- EXERCISE TASK: What follows is a block of records; reproduce all of it verbatim.
>> BEGIN RECORDS FOR THE EXERCISE
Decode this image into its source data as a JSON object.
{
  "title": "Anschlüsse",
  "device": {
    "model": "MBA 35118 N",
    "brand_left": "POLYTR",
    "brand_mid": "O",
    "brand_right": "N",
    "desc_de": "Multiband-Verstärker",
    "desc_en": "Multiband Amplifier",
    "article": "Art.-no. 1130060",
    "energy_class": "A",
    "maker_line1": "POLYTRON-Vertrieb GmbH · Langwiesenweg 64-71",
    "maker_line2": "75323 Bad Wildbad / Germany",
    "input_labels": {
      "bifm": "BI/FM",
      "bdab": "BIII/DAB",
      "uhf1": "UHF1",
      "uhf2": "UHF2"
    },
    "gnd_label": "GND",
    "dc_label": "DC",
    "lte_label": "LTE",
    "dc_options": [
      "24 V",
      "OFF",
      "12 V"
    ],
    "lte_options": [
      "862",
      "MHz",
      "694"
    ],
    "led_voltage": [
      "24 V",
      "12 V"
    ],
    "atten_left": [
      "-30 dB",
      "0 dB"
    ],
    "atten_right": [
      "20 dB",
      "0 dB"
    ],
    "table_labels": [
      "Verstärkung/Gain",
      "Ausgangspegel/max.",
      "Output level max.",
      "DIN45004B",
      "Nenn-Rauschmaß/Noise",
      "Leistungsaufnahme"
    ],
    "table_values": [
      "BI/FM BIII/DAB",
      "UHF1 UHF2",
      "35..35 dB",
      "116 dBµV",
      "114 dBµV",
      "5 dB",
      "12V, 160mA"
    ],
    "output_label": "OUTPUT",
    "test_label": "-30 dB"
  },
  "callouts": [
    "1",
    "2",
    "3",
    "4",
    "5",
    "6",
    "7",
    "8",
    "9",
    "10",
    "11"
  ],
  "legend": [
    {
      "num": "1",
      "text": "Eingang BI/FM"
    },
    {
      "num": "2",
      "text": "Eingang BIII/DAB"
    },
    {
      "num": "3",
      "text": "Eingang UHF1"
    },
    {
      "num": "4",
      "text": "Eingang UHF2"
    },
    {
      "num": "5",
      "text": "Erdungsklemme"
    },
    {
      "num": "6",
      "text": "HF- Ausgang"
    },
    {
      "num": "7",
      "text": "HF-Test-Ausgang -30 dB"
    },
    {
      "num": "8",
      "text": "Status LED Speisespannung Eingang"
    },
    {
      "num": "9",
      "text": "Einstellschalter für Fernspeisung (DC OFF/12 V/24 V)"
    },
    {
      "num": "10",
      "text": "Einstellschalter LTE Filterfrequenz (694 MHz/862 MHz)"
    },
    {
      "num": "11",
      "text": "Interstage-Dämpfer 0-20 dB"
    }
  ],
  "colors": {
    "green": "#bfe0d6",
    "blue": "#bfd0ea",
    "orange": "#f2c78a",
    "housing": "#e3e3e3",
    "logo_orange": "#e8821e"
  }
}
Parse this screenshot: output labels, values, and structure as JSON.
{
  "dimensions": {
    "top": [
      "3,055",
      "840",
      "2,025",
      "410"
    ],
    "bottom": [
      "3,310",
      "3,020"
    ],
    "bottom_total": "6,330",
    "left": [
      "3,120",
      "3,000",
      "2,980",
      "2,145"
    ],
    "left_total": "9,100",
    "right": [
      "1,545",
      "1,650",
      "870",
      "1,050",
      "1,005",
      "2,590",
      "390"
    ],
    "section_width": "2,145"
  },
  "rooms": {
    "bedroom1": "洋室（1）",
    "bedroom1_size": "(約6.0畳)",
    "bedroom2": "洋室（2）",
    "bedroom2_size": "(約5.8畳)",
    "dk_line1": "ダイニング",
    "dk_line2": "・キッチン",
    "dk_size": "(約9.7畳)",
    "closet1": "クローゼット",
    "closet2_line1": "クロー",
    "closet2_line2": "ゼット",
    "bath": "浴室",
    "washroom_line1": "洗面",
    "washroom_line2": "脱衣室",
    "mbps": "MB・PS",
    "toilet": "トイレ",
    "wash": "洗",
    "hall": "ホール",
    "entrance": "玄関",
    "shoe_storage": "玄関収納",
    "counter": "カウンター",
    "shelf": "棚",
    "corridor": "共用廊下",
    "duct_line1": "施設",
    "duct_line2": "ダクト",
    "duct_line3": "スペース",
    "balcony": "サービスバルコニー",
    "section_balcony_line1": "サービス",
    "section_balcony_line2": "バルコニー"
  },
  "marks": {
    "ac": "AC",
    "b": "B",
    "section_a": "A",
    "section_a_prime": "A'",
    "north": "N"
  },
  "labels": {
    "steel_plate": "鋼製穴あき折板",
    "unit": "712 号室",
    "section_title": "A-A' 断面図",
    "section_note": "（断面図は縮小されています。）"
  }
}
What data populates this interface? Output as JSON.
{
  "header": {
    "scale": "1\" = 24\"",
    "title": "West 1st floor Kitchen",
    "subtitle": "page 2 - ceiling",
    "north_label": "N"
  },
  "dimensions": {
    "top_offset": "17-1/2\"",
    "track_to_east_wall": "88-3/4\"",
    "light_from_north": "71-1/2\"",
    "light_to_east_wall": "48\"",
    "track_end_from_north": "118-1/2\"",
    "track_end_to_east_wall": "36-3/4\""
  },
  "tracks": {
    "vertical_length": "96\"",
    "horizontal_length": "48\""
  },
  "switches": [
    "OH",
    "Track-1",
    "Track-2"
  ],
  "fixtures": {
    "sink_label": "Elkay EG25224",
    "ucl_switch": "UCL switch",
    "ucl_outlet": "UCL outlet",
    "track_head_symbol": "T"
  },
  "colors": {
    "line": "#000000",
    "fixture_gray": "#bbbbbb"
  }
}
>> END RECORDS FOR THE EXERCISE
- RESULT FOR THIS EXERCISE:
Decode this image into its source data as a JSON object.
{
  "title": "Anschlüsse",
  "device": {
    "model": "MBA 35118 N",
    "brand_left": "POLYTR",
    "brand_mid": "O",
    "brand_right": "N",
    "desc_de": "Multiband-Verstärker",
    "desc_en": "Multiband Amplifier",
    "article": "Art.-no. 1130060",
    "energy_class": "A",
    "maker_line1": "POLYTRON-Vertrieb GmbH · Langwiesenweg 64-71",
    "maker_line2": "75323 Bad Wildbad / Germany",
    "input_labels": {
      "bifm": "BI/FM",
      "bdab": "BIII/DAB",
      "uhf1": "UHF1",
      "uhf2": "UHF2"
    },
    "gnd_label": "GND",
    "dc_label": "DC",
    "lte_label": "LTE",
    "dc_options": [
      "24 V",
      "OFF",
      "12 V"
    ],
    "lte_options": [
      "862",
      "MHz",
      "694"
    ],
    "led_voltage": [
      "24 V",
      "12 V"
    ],
    "atten_left": [
      "-30 dB",
      "0 dB"
    ],
    "atten_right": [
      "20 dB",
      "0 dB"
    ],
    "table_labels": [
      "Verstärkung/Gain",
      "Ausgangspegel/max.",
      "Output level max.",
      "DIN45004B",
      "Nenn-Rauschmaß/Noise",
      "Leistungsaufnahme"
    ],
    "table_values": [
      "BI/FM BIII/DAB",
      "UHF1 UHF2",
      "35..35 dB",
      "116 dBµV",
      "114 dBµV",
      "5 dB",
      "12V, 160mA"
    ],
    "output_label": "OUTPUT",
    "test_label": "-30 dB"
  },
  "callouts": [
    "1",
    "2",
    "3",
    "4",
    "5",
    "6",
    "7",
    "8",
    "9",
    "10",
    "11"
  ],
  "legend": [
    {
      "num": "1",
      "text": "Eingang BI/FM"
    },
    {
      "num": "2",
      "text": "Eingang BIII/DAB"
    },
    {
      "num": "3",
      "text": "Eingang UHF1"
    },
    {
      "num": "4",
      "text": "Eingang UHF2"
    },
    {
      "num": "5",
      "text": "Erdungsklemme"
    },
    {
      "num": "6",
      "text": "HF- Ausgang"
    },
    {
      "num": "7",
      "text": "HF-Test-Ausgang -30 dB"
    },
    {
      "num": "8",
      "text": "Status LED Speisespannung Eingang"
    },
    {
      "num": "9",
      "text": "Einstellschalter für Fernspeisung (DC OFF/12 V/24 V)"
    },
    {
      "num": "10",
      "text": "Einstellschalter LTE Filterfrequenz (694 MHz/862 MHz)"
    },
    {
      "num": "11",
      "text": "Interstage-Dämpfer 0-20 dB"
    }
  ],
  "colors": {
    "green": "#bfe0d6",
    "blue": "#bfd0ea",
    "orange": "#f2c78a",
    "housing": "#e3e3e3",
    "logo_orange": "#e8821e"
  }
}
Parse this screenshot: output labels, values, and structure as JSON.
{
  "dimensions": {
    "top": [
      "3,055",
      "840",
      "2,025",
      "410"
    ],
    "bottom": [
      "3,310",
      "3,020"
    ],
    "bottom_total": "6,330",
    "left": [
      "3,120",
      "3,000",
      "2,980",
      "2,145"
    ],
    "left_total": "9,100",
    "right": [
      "1,545",
      "1,650",
      "870",
      "1,050",
      "1,005",
      "2,590",
      "390"
    ],
    "section_width": "2,145"
  },
  "rooms": {
    "bedroom1": "洋室（1）",
    "bedroom1_size": "(約6.0畳)",
    "bedroom2": "洋室（2）",
    "bedroom2_size": "(約5.8畳)",
    "dk_line1": "ダイニング",
    "dk_line2": "・キッチン",
    "dk_size": "(約9.7畳)",
    "closet1": "クローゼット",
    "closet2_line1": "クロー",
    "closet2_line2": "ゼット",
    "bath": "浴室",
    "washroom_line1": "洗面",
    "washroom_line2": "脱衣室",
    "mbps": "MB・PS",
    "toilet": "トイレ",
    "wash": "洗",
    "hall": "ホール",
    "entrance": "玄関",
    "shoe_storage": "玄関収納",
    "counter": "カウンター",
    "shelf": "棚",
    "corridor": "共用廊下",
    "duct_line1": "施設",
    "duct_line2": "ダクト",
    "duct_line3": "スペース",
    "balcony": "サービスバルコニー",
    "section_balcony_line1": "サービス",
    "section_balcony_line2": "バルコニー"
  },
  "marks": {
    "ac": "AC",
    "b": "B",
    "section_a": "A",
    "section_a_prime": "A'",
    "north": "N"
  },
  "labels": {
    "steel_plate": "鋼製穴あき折板",
    "unit": "712 号室",
    "section_title": "A-A' 断面図",
    "section_note": "（断面図は縮小されています。）"
  }
}
What data populates this interface? Output as JSON.
{
  "header": {
    "scale": "1\" = 24\"",
    "title": "West 1st floor Kitchen",
    "subtitle": "page 2 - ceiling",
    "north_label": "N"
  },
  "dimensions": {
    "top_offset": "17-1/2\"",
    "track_to_east_wall": "88-3/4\"",
    "light_from_north": "71-1/2\"",
    "light_to_east_wall": "48\"",
    "track_end_from_north": "118-1/2\"",
    "track_end_to_east_wall": "36-3/4\""
  },
  "tracks": {
    "vertical_length": "96\"",
    "horizontal_length": "48\""
  },
  "switches": [
    "OH",
    "Track-1",
    "Track-2"
  ],
  "fixtures": {
    "sink_label": "Elkay EG25224",
    "ucl_switch": "UCL switch",
    "ucl_outlet": "UCL outlet",
    "track_head_symbol": "T"
  },
  "colors": {
    "line": "#000000",
    "fixture_gray": "#bbbbbb"
  }
}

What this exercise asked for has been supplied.